▶ _EXERCISE DESCRIPTION_:
Transcribe all the entries word for word, skipping the pictures.

+ + + + + + +

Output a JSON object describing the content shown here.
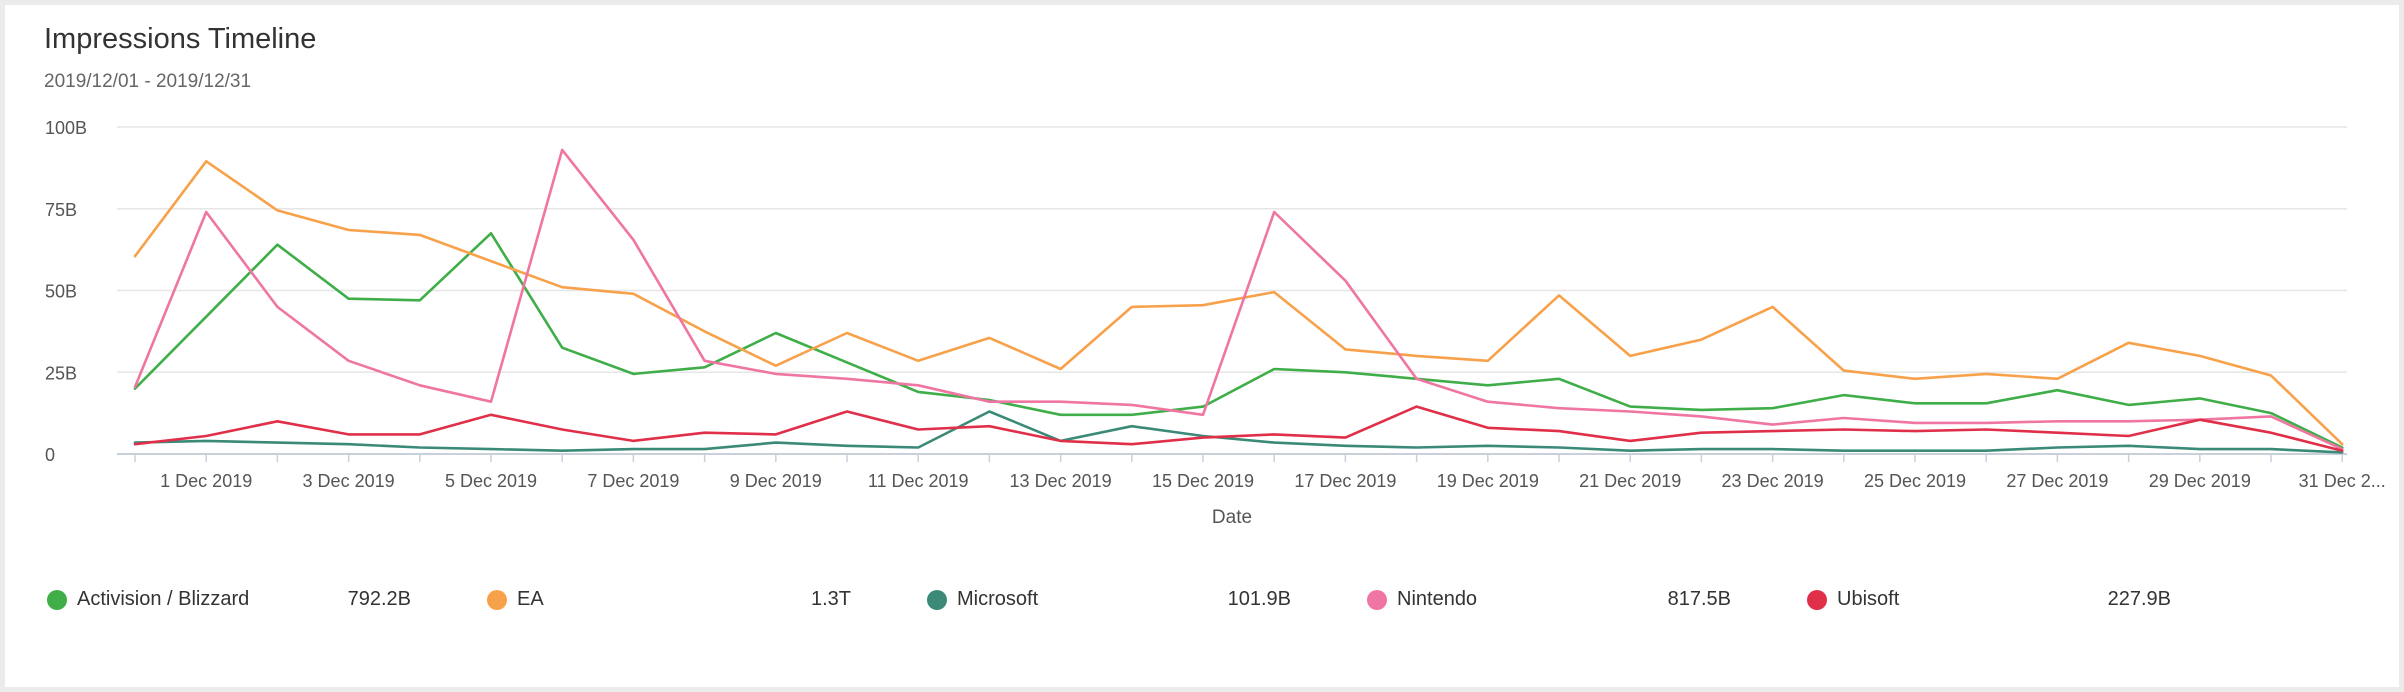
{
  "title": "Impressions Timeline",
  "subtitle": "2019/12/01 - 2019/12/31",
  "colors": {
    "activision": "#3fae49",
    "ea": "#f8a14b",
    "microsoft": "#3b8a78",
    "nintendo": "#ef76a2",
    "ubisoft": "#e03049"
  },
  "chart_data": {
    "type": "line",
    "xlabel": "Date",
    "ylabel": "",
    "ylim": [
      0,
      100
    ],
    "y_ticks": [
      "0",
      "25B",
      "50B",
      "75B",
      "100B"
    ],
    "y_tick_values": [
      0,
      25,
      50,
      75,
      100
    ],
    "x_tick_labels": [
      "1 Dec 2019",
      "3 Dec 2019",
      "5 Dec 2019",
      "7 Dec 2019",
      "9 Dec 2019",
      "11 Dec 2019",
      "13 Dec 2019",
      "15 Dec 2019",
      "17 Dec 2019",
      "19 Dec 2019",
      "21 Dec 2019",
      "23 Dec 2019",
      "25 Dec 2019",
      "27 Dec 2019",
      "29 Dec 2019",
      "31 Dec 2..."
    ],
    "x_tick_days": [
      1,
      3,
      5,
      7,
      9,
      11,
      13,
      15,
      17,
      19,
      21,
      23,
      25,
      27,
      29,
      31
    ],
    "x": [
      0,
      1,
      2,
      3,
      4,
      5,
      6,
      7,
      8,
      9,
      10,
      11,
      12,
      13,
      14,
      15,
      16,
      17,
      18,
      19,
      20,
      21,
      22,
      23,
      24,
      25,
      26,
      27,
      28,
      29,
      30,
      31
    ],
    "grid": true,
    "legend_position": "bottom",
    "series": [
      {
        "name": "Activision / Blizzard",
        "color_key": "activision",
        "total": "792.2B",
        "values": [
          20,
          42,
          64,
          47.5,
          47,
          67.5,
          32.5,
          24.5,
          26.5,
          37,
          28,
          19,
          16.5,
          12,
          12,
          14.5,
          26,
          25,
          23,
          21,
          23,
          14.5,
          13.5,
          14,
          18,
          15.5,
          15.5,
          19.5,
          15,
          17,
          12.5,
          2
        ]
      },
      {
        "name": "EA",
        "color_key": "ea",
        "total": "1.3T",
        "values": [
          60.5,
          89.5,
          74.5,
          68.5,
          67,
          59,
          51,
          49,
          37.5,
          27,
          37,
          28.5,
          35.5,
          26,
          45,
          45.5,
          49.5,
          32,
          30,
          28.5,
          48.5,
          30,
          35,
          45,
          25.5,
          23,
          24.5,
          23,
          34,
          30,
          24,
          3
        ]
      },
      {
        "name": "Microsoft",
        "color_key": "microsoft",
        "total": "101.9B",
        "values": [
          3.5,
          4,
          3.5,
          3,
          2,
          1.5,
          1,
          1.5,
          1.5,
          3.5,
          2.5,
          2,
          13,
          4,
          8.5,
          5.5,
          3.5,
          2.5,
          2,
          2.5,
          2,
          1,
          1.5,
          1.5,
          1,
          1,
          1,
          2,
          2.5,
          1.5,
          1.5,
          0.5
        ]
      },
      {
        "name": "Nintendo",
        "color_key": "nintendo",
        "total": "817.5B",
        "values": [
          20.5,
          74,
          45,
          28.5,
          21,
          16,
          93,
          65.5,
          28.5,
          24.5,
          23,
          21,
          16,
          16,
          15,
          12,
          74,
          53,
          23,
          16,
          14,
          13,
          11.5,
          9,
          11,
          9.5,
          9.5,
          10,
          10,
          10.5,
          11.5,
          1.5
        ]
      },
      {
        "name": "Ubisoft",
        "color_key": "ubisoft",
        "total": "227.9B",
        "values": [
          3,
          5.5,
          10,
          6,
          6,
          12,
          7.5,
          4,
          6.5,
          6,
          13,
          7.5,
          8.5,
          4,
          3,
          5,
          6,
          5,
          14.5,
          8,
          7,
          4,
          6.5,
          7,
          7.5,
          7,
          7.5,
          6.5,
          5.5,
          10.5,
          6.5,
          1
        ]
      }
    ]
  }
}
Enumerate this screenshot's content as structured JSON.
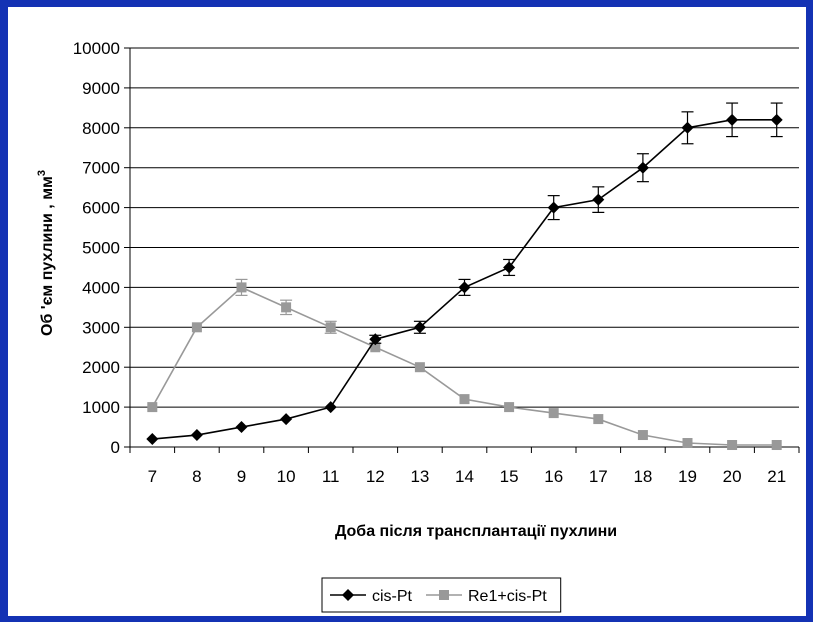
{
  "chart_data": {
    "type": "line",
    "title": "",
    "xlabel": "Доба після трансплантації пухлини",
    "ylabel": "Об 'єм пухлини  , мм",
    "ylabel_sup": "3",
    "ylim": [
      0,
      10000
    ],
    "yticks": [
      0,
      1000,
      2000,
      3000,
      4000,
      5000,
      6000,
      7000,
      8000,
      9000,
      10000
    ],
    "categories": [
      "7",
      "8",
      "9",
      "10",
      "11",
      "12",
      "13",
      "14",
      "15",
      "16",
      "17",
      "18",
      "19",
      "20",
      "21"
    ],
    "grid": "horizontal",
    "legend_position": "bottom",
    "series": [
      {
        "name": "cis-Pt",
        "color": "#000000",
        "marker": "diamond",
        "x": [
          7,
          8,
          9,
          10,
          11,
          12,
          13,
          14,
          15,
          16,
          17,
          18,
          19,
          20,
          21
        ],
        "values": [
          200,
          300,
          500,
          700,
          1000,
          2700,
          3000,
          4000,
          4500,
          6000,
          6200,
          7000,
          8000,
          8200,
          8200
        ],
        "errors": [
          0,
          0,
          0,
          0,
          0,
          100,
          150,
          200,
          200,
          300,
          320,
          350,
          400,
          420,
          420
        ]
      },
      {
        "name": "Re1+cis-Pt",
        "color": "#999999",
        "marker": "square",
        "x": [
          7,
          8,
          9,
          10,
          11,
          12,
          13,
          14,
          15,
          16,
          17,
          18,
          19,
          20,
          21
        ],
        "values": [
          1000,
          3000,
          4000,
          3500,
          3000,
          2500,
          2000,
          1200,
          1000,
          850,
          700,
          300,
          100,
          50,
          50
        ],
        "errors": [
          0,
          0,
          200,
          180,
          150,
          0,
          0,
          0,
          0,
          0,
          0,
          0,
          0,
          0,
          0
        ]
      }
    ]
  }
}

+ + + + + + +

▶ _EXPECTED OUTPUT_:
Output a JSON object describing the content shown here.
{
  "title": "Impressions Timeline",
  "subtitle": "2019/12/01 - 2019/12/31",
  "colors": {
    "activision": "#3fae49",
    "ea": "#f8a14b",
    "microsoft": "#3b8a78",
    "nintendo": "#ef76a2",
    "ubisoft": "#e03049"
  },
  "chart_data": {
    "type": "line",
    "xlabel": "Date",
    "ylabel": "",
    "ylim": [
      0,
      100
    ],
    "y_ticks": [
      "0",
      "25B",
      "50B",
      "75B",
      "100B"
    ],
    "y_tick_values": [
      0,
      25,
      50,
      75,
      100
    ],
    "x_tick_labels": [
      "1 Dec 2019",
      "3 Dec 2019",
      "5 Dec 2019",
      "7 Dec 2019",
      "9 Dec 2019",
      "11 Dec 2019",
      "13 Dec 2019",
      "15 Dec 2019",
      "17 Dec 2019",
      "19 Dec 2019",
      "21 Dec 2019",
      "23 Dec 2019",
      "25 Dec 2019",
      "27 Dec 2019",
      "29 Dec 2019",
      "31 Dec 2..."
    ],
    "x_tick_days": [
      1,
      3,
      5,
      7,
      9,
      11,
      13,
      15,
      17,
      19,
      21,
      23,
      25,
      27,
      29,
      31
    ],
    "x": [
      0,
      1,
      2,
      3,
      4,
      5,
      6,
      7,
      8,
      9,
      10,
      11,
      12,
      13,
      14,
      15,
      16,
      17,
      18,
      19,
      20,
      21,
      22,
      23,
      24,
      25,
      26,
      27,
      28,
      29,
      30,
      31
    ],
    "grid": true,
    "legend_position": "bottom",
    "series": [
      {
        "name": "Activision / Blizzard",
        "color_key": "activision",
        "total": "792.2B",
        "values": [
          20,
          42,
          64,
          47.5,
          47,
          67.5,
          32.5,
          24.5,
          26.5,
          37,
          28,
          19,
          16.5,
          12,
          12,
          14.5,
          26,
          25,
          23,
          21,
          23,
          14.5,
          13.5,
          14,
          18,
          15.5,
          15.5,
          19.5,
          15,
          17,
          12.5,
          2
        ]
      },
      {
        "name": "EA",
        "color_key": "ea",
        "total": "1.3T",
        "values": [
          60.5,
          89.5,
          74.5,
          68.5,
          67,
          59,
          51,
          49,
          37.5,
          27,
          37,
          28.5,
          35.5,
          26,
          45,
          45.5,
          49.5,
          32,
          30,
          28.5,
          48.5,
          30,
          35,
          45,
          25.5,
          23,
          24.5,
          23,
          34,
          30,
          24,
          3
        ]
      },
      {
        "name": "Microsoft",
        "color_key": "microsoft",
        "total": "101.9B",
        "values": [
          3.5,
          4,
          3.5,
          3,
          2,
          1.5,
          1,
          1.5,
          1.5,
          3.5,
          2.5,
          2,
          13,
          4,
          8.5,
          5.5,
          3.5,
          2.5,
          2,
          2.5,
          2,
          1,
          1.5,
          1.5,
          1,
          1,
          1,
          2,
          2.5,
          1.5,
          1.5,
          0.5
        ]
      },
      {
        "name": "Nintendo",
        "color_key": "nintendo",
        "total": "817.5B",
        "values": [
          20.5,
          74,
          45,
          28.5,
          21,
          16,
          93,
          65.5,
          28.5,
          24.5,
          23,
          21,
          16,
          16,
          15,
          12,
          74,
          53,
          23,
          16,
          14,
          13,
          11.5,
          9,
          11,
          9.5,
          9.5,
          10,
          10,
          10.5,
          11.5,
          1.5
        ]
      },
      {
        "name": "Ubisoft",
        "color_key": "ubisoft",
        "total": "227.9B",
        "values": [
          3,
          5.5,
          10,
          6,
          6,
          12,
          7.5,
          4,
          6.5,
          6,
          13,
          7.5,
          8.5,
          4,
          3,
          5,
          6,
          5,
          14.5,
          8,
          7,
          4,
          6.5,
          7,
          7.5,
          7,
          7.5,
          6.5,
          5.5,
          10.5,
          6.5,
          1
        ]
      }
    ]
  }
}
Enumerate this screenshot's content as structured JSON.
{
  "chart_data": {
    "type": "line",
    "title": "",
    "xlabel": "Доба після трансплантації пухлини",
    "ylabel": "Об 'єм пухлини  , мм",
    "ylabel_sup": "3",
    "ylim": [
      0,
      10000
    ],
    "yticks": [
      0,
      1000,
      2000,
      3000,
      4000,
      5000,
      6000,
      7000,
      8000,
      9000,
      10000
    ],
    "categories": [
      "7",
      "8",
      "9",
      "10",
      "11",
      "12",
      "13",
      "14",
      "15",
      "16",
      "17",
      "18",
      "19",
      "20",
      "21"
    ],
    "grid": "horizontal",
    "legend_position": "bottom",
    "series": [
      {
        "name": "cis-Pt",
        "color": "#000000",
        "marker": "diamond",
        "x": [
          7,
          8,
          9,
          10,
          11,
          12,
          13,
          14,
          15,
          16,
          17,
          18,
          19,
          20,
          21
        ],
        "values": [
          200,
          300,
          500,
          700,
          1000,
          2700,
          3000,
          4000,
          4500,
          6000,
          6200,
          7000,
          8000,
          8200,
          8200
        ],
        "errors": [
          0,
          0,
          0,
          0,
          0,
          100,
          150,
          200,
          200,
          300,
          320,
          350,
          400,
          420,
          420
        ]
      },
      {
        "name": "Re1+cis-Pt",
        "color": "#999999",
        "marker": "square",
        "x": [
          7,
          8,
          9,
          10,
          11,
          12,
          13,
          14,
          15,
          16,
          17,
          18,
          19,
          20,
          21
        ],
        "values": [
          1000,
          3000,
          4000,
          3500,
          3000,
          2500,
          2000,
          1200,
          1000,
          850,
          700,
          300,
          100,
          50,
          50
        ],
        "errors": [
          0,
          0,
          200,
          180,
          150,
          0,
          0,
          0,
          0,
          0,
          0,
          0,
          0,
          0,
          0
        ]
      }
    ]
  }
}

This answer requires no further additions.